◆ Stated problem ◆
Print the records again, character for character.

◆ Data entries ◆

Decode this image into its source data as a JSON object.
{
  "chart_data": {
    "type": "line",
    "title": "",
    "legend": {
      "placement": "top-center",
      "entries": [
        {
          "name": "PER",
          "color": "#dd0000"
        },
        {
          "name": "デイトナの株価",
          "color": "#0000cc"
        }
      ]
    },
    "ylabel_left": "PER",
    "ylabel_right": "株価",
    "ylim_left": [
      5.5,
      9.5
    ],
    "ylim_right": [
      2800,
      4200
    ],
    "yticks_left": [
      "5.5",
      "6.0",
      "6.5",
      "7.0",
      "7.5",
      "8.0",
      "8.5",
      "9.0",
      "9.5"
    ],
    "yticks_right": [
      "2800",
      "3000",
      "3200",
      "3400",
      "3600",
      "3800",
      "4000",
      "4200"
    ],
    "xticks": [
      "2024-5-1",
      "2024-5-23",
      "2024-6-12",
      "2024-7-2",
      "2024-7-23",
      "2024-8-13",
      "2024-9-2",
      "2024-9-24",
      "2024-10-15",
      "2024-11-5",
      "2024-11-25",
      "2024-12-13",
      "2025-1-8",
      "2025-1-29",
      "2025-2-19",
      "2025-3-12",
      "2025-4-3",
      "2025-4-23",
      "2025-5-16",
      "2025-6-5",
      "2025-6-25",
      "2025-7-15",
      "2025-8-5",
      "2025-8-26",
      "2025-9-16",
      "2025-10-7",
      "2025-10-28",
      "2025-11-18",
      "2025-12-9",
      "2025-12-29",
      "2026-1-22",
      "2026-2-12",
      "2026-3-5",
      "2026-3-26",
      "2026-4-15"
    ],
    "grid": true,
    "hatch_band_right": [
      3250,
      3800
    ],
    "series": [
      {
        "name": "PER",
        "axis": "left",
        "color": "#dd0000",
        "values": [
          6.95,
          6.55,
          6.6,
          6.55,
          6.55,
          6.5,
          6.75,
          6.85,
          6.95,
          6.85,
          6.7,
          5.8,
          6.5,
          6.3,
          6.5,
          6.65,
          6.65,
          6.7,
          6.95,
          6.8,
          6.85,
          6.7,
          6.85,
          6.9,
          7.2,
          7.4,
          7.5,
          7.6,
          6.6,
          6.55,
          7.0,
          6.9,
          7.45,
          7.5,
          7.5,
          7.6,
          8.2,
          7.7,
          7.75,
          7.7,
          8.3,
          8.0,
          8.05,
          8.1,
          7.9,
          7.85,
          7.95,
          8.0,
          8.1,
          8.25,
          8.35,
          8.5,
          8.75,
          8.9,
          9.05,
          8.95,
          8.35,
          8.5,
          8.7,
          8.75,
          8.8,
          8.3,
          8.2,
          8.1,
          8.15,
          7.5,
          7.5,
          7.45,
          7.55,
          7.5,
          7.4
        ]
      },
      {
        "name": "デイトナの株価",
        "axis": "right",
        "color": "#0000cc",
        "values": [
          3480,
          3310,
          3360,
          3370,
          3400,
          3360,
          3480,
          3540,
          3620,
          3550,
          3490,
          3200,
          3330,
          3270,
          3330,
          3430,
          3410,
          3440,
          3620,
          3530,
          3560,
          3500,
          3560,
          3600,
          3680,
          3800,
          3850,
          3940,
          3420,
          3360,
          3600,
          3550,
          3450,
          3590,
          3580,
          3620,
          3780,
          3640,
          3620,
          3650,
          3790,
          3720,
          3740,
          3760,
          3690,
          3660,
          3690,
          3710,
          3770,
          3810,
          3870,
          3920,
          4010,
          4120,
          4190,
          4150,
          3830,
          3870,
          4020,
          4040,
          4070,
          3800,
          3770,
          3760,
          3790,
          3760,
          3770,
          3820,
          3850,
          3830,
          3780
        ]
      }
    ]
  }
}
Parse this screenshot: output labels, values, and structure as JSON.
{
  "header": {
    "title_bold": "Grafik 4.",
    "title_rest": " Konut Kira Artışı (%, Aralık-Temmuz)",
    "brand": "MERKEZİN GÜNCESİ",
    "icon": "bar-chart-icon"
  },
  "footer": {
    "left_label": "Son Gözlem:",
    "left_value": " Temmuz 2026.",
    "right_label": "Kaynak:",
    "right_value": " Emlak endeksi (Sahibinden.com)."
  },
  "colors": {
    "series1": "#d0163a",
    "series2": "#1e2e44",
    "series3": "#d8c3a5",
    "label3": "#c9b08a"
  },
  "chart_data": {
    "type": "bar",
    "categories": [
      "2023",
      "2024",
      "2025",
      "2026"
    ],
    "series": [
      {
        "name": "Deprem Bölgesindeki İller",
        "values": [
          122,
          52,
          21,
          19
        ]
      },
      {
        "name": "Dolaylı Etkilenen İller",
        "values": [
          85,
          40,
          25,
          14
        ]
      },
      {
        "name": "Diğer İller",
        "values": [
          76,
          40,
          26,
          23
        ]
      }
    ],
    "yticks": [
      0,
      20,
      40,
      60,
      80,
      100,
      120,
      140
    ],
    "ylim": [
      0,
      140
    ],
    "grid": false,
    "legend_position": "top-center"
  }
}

◆ Answer to this task ◆
Decode this image into its source data as a JSON object.
{
  "chart_data": {
    "type": "line",
    "title": "",
    "legend": {
      "placement": "top-center",
      "entries": [
        {
          "name": "PER",
          "color": "#dd0000"
        },
        {
          "name": "デイトナの株価",
          "color": "#0000cc"
        }
      ]
    },
    "ylabel_left": "PER",
    "ylabel_right": "株価",
    "ylim_left": [
      5.5,
      9.5
    ],
    "ylim_right": [
      2800,
      4200
    ],
    "yticks_left": [
      "5.5",
      "6.0",
      "6.5",
      "7.0",
      "7.5",
      "8.0",
      "8.5",
      "9.0",
      "9.5"
    ],
    "yticks_right": [
      "2800",
      "3000",
      "3200",
      "3400",
      "3600",
      "3800",
      "4000",
      "4200"
    ],
    "xticks": [
      "2024-5-1",
      "2024-5-23",
      "2024-6-12",
      "2024-7-2",
      "2024-7-23",
      "2024-8-13",
      "2024-9-2",
      "2024-9-24",
      "2024-10-15",
      "2024-11-5",
      "2024-11-25",
      "2024-12-13",
      "2025-1-8",
      "2025-1-29",
      "2025-2-19",
      "2025-3-12",
      "2025-4-3",
      "2025-4-23",
      "2025-5-16",
      "2025-6-5",
      "2025-6-25",
      "2025-7-15",
      "2025-8-5",
      "2025-8-26",
      "2025-9-16",
      "2025-10-7",
      "2025-10-28",
      "2025-11-18",
      "2025-12-9",
      "2025-12-29",
      "2026-1-22",
      "2026-2-12",
      "2026-3-5",
      "2026-3-26",
      "2026-4-15"
    ],
    "grid": true,
    "hatch_band_right": [
      3250,
      3800
    ],
    "series": [
      {
        "name": "PER",
        "axis": "left",
        "color": "#dd0000",
        "values": [
          6.95,
          6.55,
          6.6,
          6.55,
          6.55,
          6.5,
          6.75,
          6.85,
          6.95,
          6.85,
          6.7,
          5.8,
          6.5,
          6.3,
          6.5,
          6.65,
          6.65,
          6.7,
          6.95,
          6.8,
          6.85,
          6.7,
          6.85,
          6.9,
          7.2,
          7.4,
          7.5,
          7.6,
          6.6,
          6.55,
          7.0,
          6.9,
          7.45,
          7.5,
          7.5,
          7.6,
          8.2,
          7.7,
          7.75,
          7.7,
          8.3,
          8.0,
          8.05,
          8.1,
          7.9,
          7.85,
          7.95,
          8.0,
          8.1,
          8.25,
          8.35,
          8.5,
          8.75,
          8.9,
          9.05,
          8.95,
          8.35,
          8.5,
          8.7,
          8.75,
          8.8,
          8.3,
          8.2,
          8.1,
          8.15,
          7.5,
          7.5,
          7.45,
          7.55,
          7.5,
          7.4
        ]
      },
      {
        "name": "デイトナの株価",
        "axis": "right",
        "color": "#0000cc",
        "values": [
          3480,
          3310,
          3360,
          3370,
          3400,
          3360,
          3480,
          3540,
          3620,
          3550,
          3490,
          3200,
          3330,
          3270,
          3330,
          3430,
          3410,
          3440,
          3620,
          3530,
          3560,
          3500,
          3560,
          3600,
          3680,
          3800,
          3850,
          3940,
          3420,
          3360,
          3600,
          3550,
          3450,
          3590,
          3580,
          3620,
          3780,
          3640,
          3620,
          3650,
          3790,
          3720,
          3740,
          3760,
          3690,
          3660,
          3690,
          3710,
          3770,
          3810,
          3870,
          3920,
          4010,
          4120,
          4190,
          4150,
          3830,
          3870,
          4020,
          4040,
          4070,
          3800,
          3770,
          3760,
          3790,
          3760,
          3770,
          3820,
          3850,
          3830,
          3780
        ]
      }
    ]
  }
}
Parse this screenshot: output labels, values, and structure as JSON.
{
  "header": {
    "title_bold": "Grafik 4.",
    "title_rest": " Konut Kira Artışı (%, Aralık-Temmuz)",
    "brand": "MERKEZİN GÜNCESİ",
    "icon": "bar-chart-icon"
  },
  "footer": {
    "left_label": "Son Gözlem:",
    "left_value": " Temmuz 2026.",
    "right_label": "Kaynak:",
    "right_value": " Emlak endeksi (Sahibinden.com)."
  },
  "colors": {
    "series1": "#d0163a",
    "series2": "#1e2e44",
    "series3": "#d8c3a5",
    "label3": "#c9b08a"
  },
  "chart_data": {
    "type": "bar",
    "categories": [
      "2023",
      "2024",
      "2025",
      "2026"
    ],
    "series": [
      {
        "name": "Deprem Bölgesindeki İller",
        "values": [
          122,
          52,
          21,
          19
        ]
      },
      {
        "name": "Dolaylı Etkilenen İller",
        "values": [
          85,
          40,
          25,
          14
        ]
      },
      {
        "name": "Diğer İller",
        "values": [
          76,
          40,
          26,
          23
        ]
      }
    ],
    "yticks": [
      0,
      20,
      40,
      60,
      80,
      100,
      120,
      140
    ],
    "ylim": [
      0,
      140
    ],
    "grid": false,
    "legend_position": "top-center"
  }
}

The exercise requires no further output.